Excerpt.
=-=-=-=-=

Think about what influences a passenger's decision process when they book a seat. Which factors influence their choice?

  • Window seat
  • Isle seat
  • Emergency exit
  • Space for wheelchair
  • Proximity to toilet
  • Proximity to travel partners
  • Etc ...

Personally unless one of these factors is relevant, I don't care where I sit - so having the seat chosen for me would provide a better experience.

I'd suggest thinking laterally. You don't need to stick to a graphical layout to allow your users to achieve their goals. Departing from this traditional format might even offer improvements.

  • 1
    I like this list of factors. 1 thing you could deduce from this is that it's not useful to display the seat number. That's only useful when you're on the bus trying to find your seat.
    – Rob
    Jan 20, 2012 at 15:21
  • @Rob: No, if not seat number then at least the row number is necessary. People have to remember where they are sitting without looking at the ticket.
    – dnbrv
    Jan 20, 2012 at 15:30

Here's my suggestion:

  • Show only 1/2 the amount of seats the bus can cater. This way, the user will have a bigger 'seat' button to click on. Users can scroll up/down to view the seats.

=-=-=-=-=

Written request 1. In the seat-selection excerpt, why does dnbrv say the row number is necessary?
Written request 2. Rewrite the seat-selection excerpt from "Think about what" up to and including "even offer improvements.", replacing "graphical layout" with "visual seat map".
Written request 3. Continue the seat-selection excerpt from the point where it stops.
The data that follows is separate from the seat-selection discussion above.

Dataset extract.
=-=-=-=-=

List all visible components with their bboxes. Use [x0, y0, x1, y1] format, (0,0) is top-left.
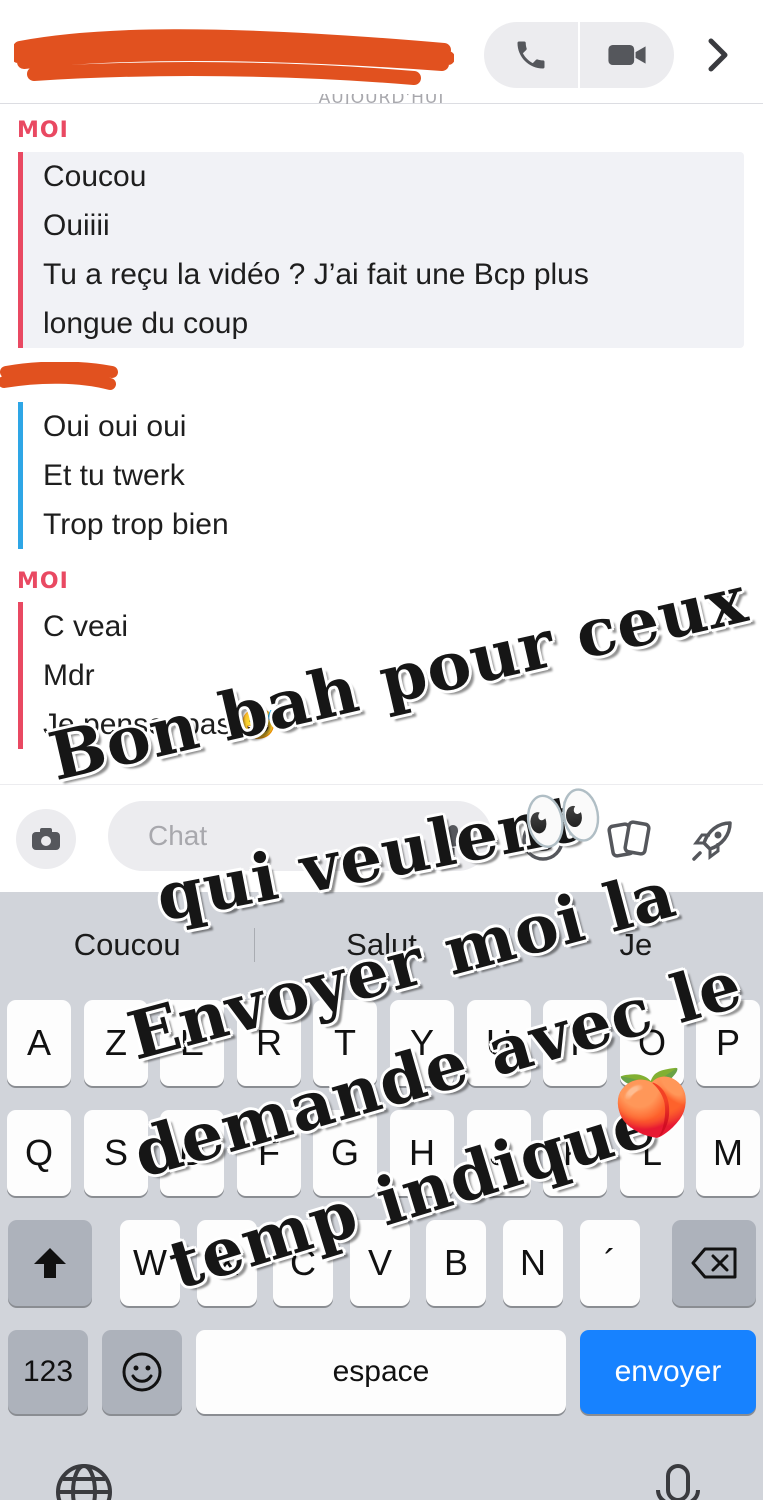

=-=-=-=-=

Exercise answer 1. People have to remember where they are sitting without looking at the ticket.

Exercise answer 2.
Think about what influences a passenger's decision process when they book a seat. Which factors influence their choice?

  • Window seat
  • Isle seat
  • Emergency exit
  • Space for wheelchair
  • Proximity to toilet
  • Proximity to travel partners
  • Etc ...

Personally unless one of these factors is relevant, I don't care where I sit - so having the seat chosen for me would provide a better experience.

I'd suggest thinking laterally. You don't need to stick to a visual seat map to allow your users to achieve their goals. Departing from this traditional format might even offer improvements.

Exercise answer 3.
  • Have the legend displayed out of the seats screen; however do have it shown always at the top/bottom of the screen.
  • Provide some indicators where the features of the bus are. i.e. Doors, emergency exists, wheels, etc.
  • Provide (realistic) scaled representation of what the customers can expect in terms of size. (The aisle area seems to be like 3 seats width in your picture)
  • Use appropriate colors (depending on your customer demographics, audience culture) to show the different states of seats booking (In my cultural context, not available should be red, etc).
  • You probably need to provide more information such as the bus service number, routes, etc. to provide the context of what the user is booking for.
  • And most important of all, you should have a 'book it' button to allow reservation.

If you're still at the research phase, consider including in your web convention survey http://seatguru.com by Tripdvisor.

Users can search for a flight> when the flight appears in results, the plane is presented in an illustrated top level view> users then mouse over (impractical for iPad) seats for specific information about that particular seat. Info includes proximity to a toilet, is a TV screen in a head rest, class type and other useful info. There's also a handy inflight amenities key with clickable icons providing related details.

Some of Seatgurus features could translate well into your app.

  • Thanks a lot. yeah i am still in research stage. I will go thru the website :)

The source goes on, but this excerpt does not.